═══ Material to process

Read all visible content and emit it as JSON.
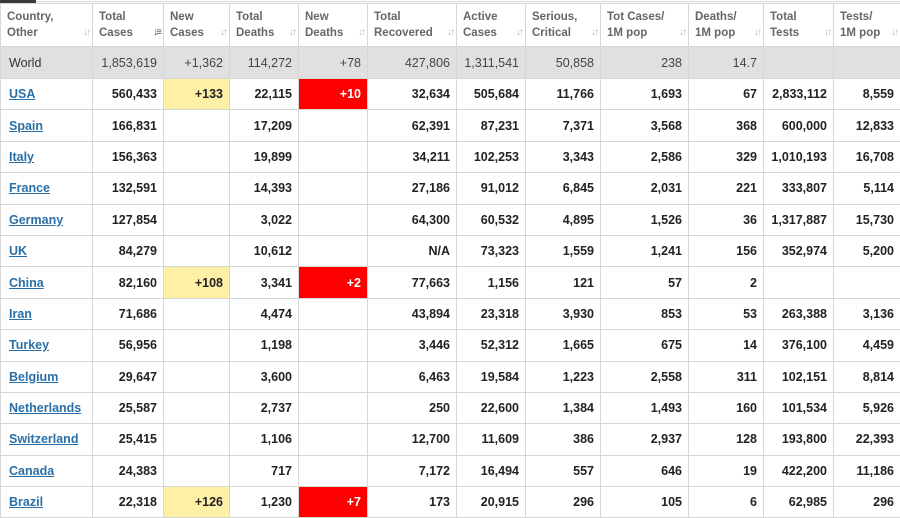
{
  "columns": [
    {
      "key": "country",
      "lines": [
        "Country,",
        "Other"
      ],
      "sort": "↓↑",
      "active": false
    },
    {
      "key": "total_cases",
      "lines": [
        "Total",
        "Cases"
      ],
      "sort": "↓≡",
      "active": true
    },
    {
      "key": "new_cases",
      "lines": [
        "New",
        "Cases"
      ],
      "sort": "↓↑",
      "active": false
    },
    {
      "key": "total_deaths",
      "lines": [
        "Total",
        "Deaths"
      ],
      "sort": "↓↑",
      "active": false
    },
    {
      "key": "new_deaths",
      "lines": [
        "New",
        "Deaths"
      ],
      "sort": "↓↑",
      "active": false
    },
    {
      "key": "total_recovered",
      "lines": [
        "Total",
        "Recovered"
      ],
      "sort": "↓↑",
      "active": false
    },
    {
      "key": "active_cases",
      "lines": [
        "Active",
        "Cases"
      ],
      "sort": "↓↑",
      "active": false
    },
    {
      "key": "serious_critical",
      "lines": [
        "Serious,",
        "Critical"
      ],
      "sort": "↓↑",
      "active": false
    },
    {
      "key": "tot_cases_1m",
      "lines": [
        "Tot Cases/",
        "1M pop"
      ],
      "sort": "↓↑",
      "active": false
    },
    {
      "key": "deaths_1m",
      "lines": [
        "Deaths/",
        "1M pop"
      ],
      "sort": "↓↑",
      "active": false
    },
    {
      "key": "total_tests",
      "lines": [
        "Total",
        "Tests"
      ],
      "sort": "↓↑",
      "active": false
    },
    {
      "key": "tests_1m",
      "lines": [
        "Tests/",
        "1M pop"
      ],
      "sort": "↓↑",
      "active": false
    }
  ],
  "world": {
    "country": "World",
    "total_cases": "1,853,619",
    "new_cases": "+1,362",
    "total_deaths": "114,272",
    "new_deaths": "+78",
    "total_recovered": "427,806",
    "active_cases": "1,311,541",
    "serious_critical": "50,858",
    "tot_cases_1m": "238",
    "deaths_1m": "14.7",
    "total_tests": "",
    "tests_1m": ""
  },
  "rows": [
    {
      "country": "USA",
      "total_cases": "560,433",
      "new_cases": "+133",
      "total_deaths": "22,115",
      "new_deaths": "+10",
      "total_recovered": "32,634",
      "active_cases": "505,684",
      "serious_critical": "11,766",
      "tot_cases_1m": "1,693",
      "deaths_1m": "67",
      "total_tests": "2,833,112",
      "tests_1m": "8,559"
    },
    {
      "country": "Spain",
      "total_cases": "166,831",
      "new_cases": "",
      "total_deaths": "17,209",
      "new_deaths": "",
      "total_recovered": "62,391",
      "active_cases": "87,231",
      "serious_critical": "7,371",
      "tot_cases_1m": "3,568",
      "deaths_1m": "368",
      "total_tests": "600,000",
      "tests_1m": "12,833"
    },
    {
      "country": "Italy",
      "total_cases": "156,363",
      "new_cases": "",
      "total_deaths": "19,899",
      "new_deaths": "",
      "total_recovered": "34,211",
      "active_cases": "102,253",
      "serious_critical": "3,343",
      "tot_cases_1m": "2,586",
      "deaths_1m": "329",
      "total_tests": "1,010,193",
      "tests_1m": "16,708"
    },
    {
      "country": "France",
      "total_cases": "132,591",
      "new_cases": "",
      "total_deaths": "14,393",
      "new_deaths": "",
      "total_recovered": "27,186",
      "active_cases": "91,012",
      "serious_critical": "6,845",
      "tot_cases_1m": "2,031",
      "deaths_1m": "221",
      "total_tests": "333,807",
      "tests_1m": "5,114"
    },
    {
      "country": "Germany",
      "total_cases": "127,854",
      "new_cases": "",
      "total_deaths": "3,022",
      "new_deaths": "",
      "total_recovered": "64,300",
      "active_cases": "60,532",
      "serious_critical": "4,895",
      "tot_cases_1m": "1,526",
      "deaths_1m": "36",
      "total_tests": "1,317,887",
      "tests_1m": "15,730"
    },
    {
      "country": "UK",
      "total_cases": "84,279",
      "new_cases": "",
      "total_deaths": "10,612",
      "new_deaths": "",
      "total_recovered": "N/A",
      "active_cases": "73,323",
      "serious_critical": "1,559",
      "tot_cases_1m": "1,241",
      "deaths_1m": "156",
      "total_tests": "352,974",
      "tests_1m": "5,200"
    },
    {
      "country": "China",
      "total_cases": "82,160",
      "new_cases": "+108",
      "total_deaths": "3,341",
      "new_deaths": "+2",
      "total_recovered": "77,663",
      "active_cases": "1,156",
      "serious_critical": "121",
      "tot_cases_1m": "57",
      "deaths_1m": "2",
      "total_tests": "",
      "tests_1m": ""
    },
    {
      "country": "Iran",
      "total_cases": "71,686",
      "new_cases": "",
      "total_deaths": "4,474",
      "new_deaths": "",
      "total_recovered": "43,894",
      "active_cases": "23,318",
      "serious_critical": "3,930",
      "tot_cases_1m": "853",
      "deaths_1m": "53",
      "total_tests": "263,388",
      "tests_1m": "3,136"
    },
    {
      "country": "Turkey",
      "total_cases": "56,956",
      "new_cases": "",
      "total_deaths": "1,198",
      "new_deaths": "",
      "total_recovered": "3,446",
      "active_cases": "52,312",
      "serious_critical": "1,665",
      "tot_cases_1m": "675",
      "deaths_1m": "14",
      "total_tests": "376,100",
      "tests_1m": "4,459"
    },
    {
      "country": "Belgium",
      "total_cases": "29,647",
      "new_cases": "",
      "total_deaths": "3,600",
      "new_deaths": "",
      "total_recovered": "6,463",
      "active_cases": "19,584",
      "serious_critical": "1,223",
      "tot_cases_1m": "2,558",
      "deaths_1m": "311",
      "total_tests": "102,151",
      "tests_1m": "8,814"
    },
    {
      "country": "Netherlands",
      "total_cases": "25,587",
      "new_cases": "",
      "total_deaths": "2,737",
      "new_deaths": "",
      "total_recovered": "250",
      "active_cases": "22,600",
      "serious_critical": "1,384",
      "tot_cases_1m": "1,493",
      "deaths_1m": "160",
      "total_tests": "101,534",
      "tests_1m": "5,926"
    },
    {
      "country": "Switzerland",
      "total_cases": "25,415",
      "new_cases": "",
      "total_deaths": "1,106",
      "new_deaths": "",
      "total_recovered": "12,700",
      "active_cases": "11,609",
      "serious_critical": "386",
      "tot_cases_1m": "2,937",
      "deaths_1m": "128",
      "total_tests": "193,800",
      "tests_1m": "22,393"
    },
    {
      "country": "Canada",
      "total_cases": "24,383",
      "new_cases": "",
      "total_deaths": "717",
      "new_deaths": "",
      "total_recovered": "7,172",
      "active_cases": "16,494",
      "serious_critical": "557",
      "tot_cases_1m": "646",
      "deaths_1m": "19",
      "total_tests": "422,200",
      "tests_1m": "11,186"
    },
    {
      "country": "Brazil",
      "total_cases": "22,318",
      "new_cases": "+126",
      "total_deaths": "1,230",
      "new_deaths": "+7",
      "total_recovered": "173",
      "active_cases": "20,915",
      "serious_critical": "296",
      "tot_cases_1m": "105",
      "deaths_1m": "6",
      "total_tests": "62,985",
      "tests_1m": "296"
    }
  ],
  "colors": {
    "new_cases_highlight": "#fff0a8",
    "new_deaths_highlight": "#ff0000",
    "world_row_bg": "#e0e0e0",
    "country_link": "#2a6fa8"
  }
}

══════

* Given problem
All of the material above should be reproduced exactly, except the pictures.

* Completed exercise
Read all visible content and emit it as JSON.
{
  "columns": [
    {
      "key": "country",
      "lines": [
        "Country,",
        "Other"
      ],
      "sort": "↓↑",
      "active": false
    },
    {
      "key": "total_cases",
      "lines": [
        "Total",
        "Cases"
      ],
      "sort": "↓≡",
      "active": true
    },
    {
      "key": "new_cases",
      "lines": [
        "New",
        "Cases"
      ],
      "sort": "↓↑",
      "active": false
    },
    {
      "key": "total_deaths",
      "lines": [
        "Total",
        "Deaths"
      ],
      "sort": "↓↑",
      "active": false
    },
    {
      "key": "new_deaths",
      "lines": [
        "New",
        "Deaths"
      ],
      "sort": "↓↑",
      "active": false
    },
    {
      "key": "total_recovered",
      "lines": [
        "Total",
        "Recovered"
      ],
      "sort": "↓↑",
      "active": false
    },
    {
      "key": "active_cases",
      "lines": [
        "Active",
        "Cases"
      ],
      "sort": "↓↑",
      "active": false
    },
    {
      "key": "serious_critical",
      "lines": [
        "Serious,",
        "Critical"
      ],
      "sort": "↓↑",
      "active": false
    },
    {
      "key": "tot_cases_1m",
      "lines": [
        "Tot Cases/",
        "1M pop"
      ],
      "sort": "↓↑",
      "active": false
    },
    {
      "key": "deaths_1m",
      "lines": [
        "Deaths/",
        "1M pop"
      ],
      "sort": "↓↑",
      "active": false
    },
    {
      "key": "total_tests",
      "lines": [
        "Total",
        "Tests"
      ],
      "sort": "↓↑",
      "active": false
    },
    {
      "key": "tests_1m",
      "lines": [
        "Tests/",
        "1M pop"
      ],
      "sort": "↓↑",
      "active": false
    }
  ],
  "world": {
    "country": "World",
    "total_cases": "1,853,619",
    "new_cases": "+1,362",
    "total_deaths": "114,272",
    "new_deaths": "+78",
    "total_recovered": "427,806",
    "active_cases": "1,311,541",
    "serious_critical": "50,858",
    "tot_cases_1m": "238",
    "deaths_1m": "14.7",
    "total_tests": "",
    "tests_1m": ""
  },
  "rows": [
    {
      "country": "USA",
      "total_cases": "560,433",
      "new_cases": "+133",
      "total_deaths": "22,115",
      "new_deaths": "+10",
      "total_recovered": "32,634",
      "active_cases": "505,684",
      "serious_critical": "11,766",
      "tot_cases_1m": "1,693",
      "deaths_1m": "67",
      "total_tests": "2,833,112",
      "tests_1m": "8,559"
    },
    {
      "country": "Spain",
      "total_cases": "166,831",
      "new_cases": "",
      "total_deaths": "17,209",
      "new_deaths": "",
      "total_recovered": "62,391",
      "active_cases": "87,231",
      "serious_critical": "7,371",
      "tot_cases_1m": "3,568",
      "deaths_1m": "368",
      "total_tests": "600,000",
      "tests_1m": "12,833"
    },
    {
      "country": "Italy",
      "total_cases": "156,363",
      "new_cases": "",
      "total_deaths": "19,899",
      "new_deaths": "",
      "total_recovered": "34,211",
      "active_cases": "102,253",
      "serious_critical": "3,343",
      "tot_cases_1m": "2,586",
      "deaths_1m": "329",
      "total_tests": "1,010,193",
      "tests_1m": "16,708"
    },
    {
      "country": "France",
      "total_cases": "132,591",
      "new_cases": "",
      "total_deaths": "14,393",
      "new_deaths": "",
      "total_recovered": "27,186",
      "active_cases": "91,012",
      "serious_critical": "6,845",
      "tot_cases_1m": "2,031",
      "deaths_1m": "221",
      "total_tests": "333,807",
      "tests_1m": "5,114"
    },
    {
      "country": "Germany",
      "total_cases": "127,854",
      "new_cases": "",
      "total_deaths": "3,022",
      "new_deaths": "",
      "total_recovered": "64,300",
      "active_cases": "60,532",
      "serious_critical": "4,895",
      "tot_cases_1m": "1,526",
      "deaths_1m": "36",
      "total_tests": "1,317,887",
      "tests_1m": "15,730"
    },
    {
      "country": "UK",
      "total_cases": "84,279",
      "new_cases": "",
      "total_deaths": "10,612",
      "new_deaths": "",
      "total_recovered": "N/A",
      "active_cases": "73,323",
      "serious_critical": "1,559",
      "tot_cases_1m": "1,241",
      "deaths_1m": "156",
      "total_tests": "352,974",
      "tests_1m": "5,200"
    },
    {
      "country": "China",
      "total_cases": "82,160",
      "new_cases": "+108",
      "total_deaths": "3,341",
      "new_deaths": "+2",
      "total_recovered": "77,663",
      "active_cases": "1,156",
      "serious_critical": "121",
      "tot_cases_1m": "57",
      "deaths_1m": "2",
      "total_tests": "",
      "tests_1m": ""
    },
    {
      "country": "Iran",
      "total_cases": "71,686",
      "new_cases": "",
      "total_deaths": "4,474",
      "new_deaths": "",
      "total_recovered": "43,894",
      "active_cases": "23,318",
      "serious_critical": "3,930",
      "tot_cases_1m": "853",
      "deaths_1m": "53",
      "total_tests": "263,388",
      "tests_1m": "3,136"
    },
    {
      "country": "Turkey",
      "total_cases": "56,956",
      "new_cases": "",
      "total_deaths": "1,198",
      "new_deaths": "",
      "total_recovered": "3,446",
      "active_cases": "52,312",
      "serious_critical": "1,665",
      "tot_cases_1m": "675",
      "deaths_1m": "14",
      "total_tests": "376,100",
      "tests_1m": "4,459"
    },
    {
      "country": "Belgium",
      "total_cases": "29,647",
      "new_cases": "",
      "total_deaths": "3,600",
      "new_deaths": "",
      "total_recovered": "6,463",
      "active_cases": "19,584",
      "serious_critical": "1,223",
      "tot_cases_1m": "2,558",
      "deaths_1m": "311",
      "total_tests": "102,151",
      "tests_1m": "8,814"
    },
    {
      "country": "Netherlands",
      "total_cases": "25,587",
      "new_cases": "",
      "total_deaths": "2,737",
      "new_deaths": "",
      "total_recovered": "250",
      "active_cases": "22,600",
      "serious_critical": "1,384",
      "tot_cases_1m": "1,493",
      "deaths_1m": "160",
      "total_tests": "101,534",
      "tests_1m": "5,926"
    },
    {
      "country": "Switzerland",
      "total_cases": "25,415",
      "new_cases": "",
      "total_deaths": "1,106",
      "new_deaths": "",
      "total_recovered": "12,700",
      "active_cases": "11,609",
      "serious_critical": "386",
      "tot_cases_1m": "2,937",
      "deaths_1m": "128",
      "total_tests": "193,800",
      "tests_1m": "22,393"
    },
    {
      "country": "Canada",
      "total_cases": "24,383",
      "new_cases": "",
      "total_deaths": "717",
      "new_deaths": "",
      "total_recovered": "7,172",
      "active_cases": "16,494",
      "serious_critical": "557",
      "tot_cases_1m": "646",
      "deaths_1m": "19",
      "total_tests": "422,200",
      "tests_1m": "11,186"
    },
    {
      "country": "Brazil",
      "total_cases": "22,318",
      "new_cases": "+126",
      "total_deaths": "1,230",
      "new_deaths": "+7",
      "total_recovered": "173",
      "active_cases": "20,915",
      "serious_critical": "296",
      "tot_cases_1m": "105",
      "deaths_1m": "6",
      "total_tests": "62,985",
      "tests_1m": "296"
    }
  ],
  "colors": {
    "new_cases_highlight": "#fff0a8",
    "new_deaths_highlight": "#ff0000",
    "world_row_bg": "#e0e0e0",
    "country_link": "#2a6fa8"
  }
}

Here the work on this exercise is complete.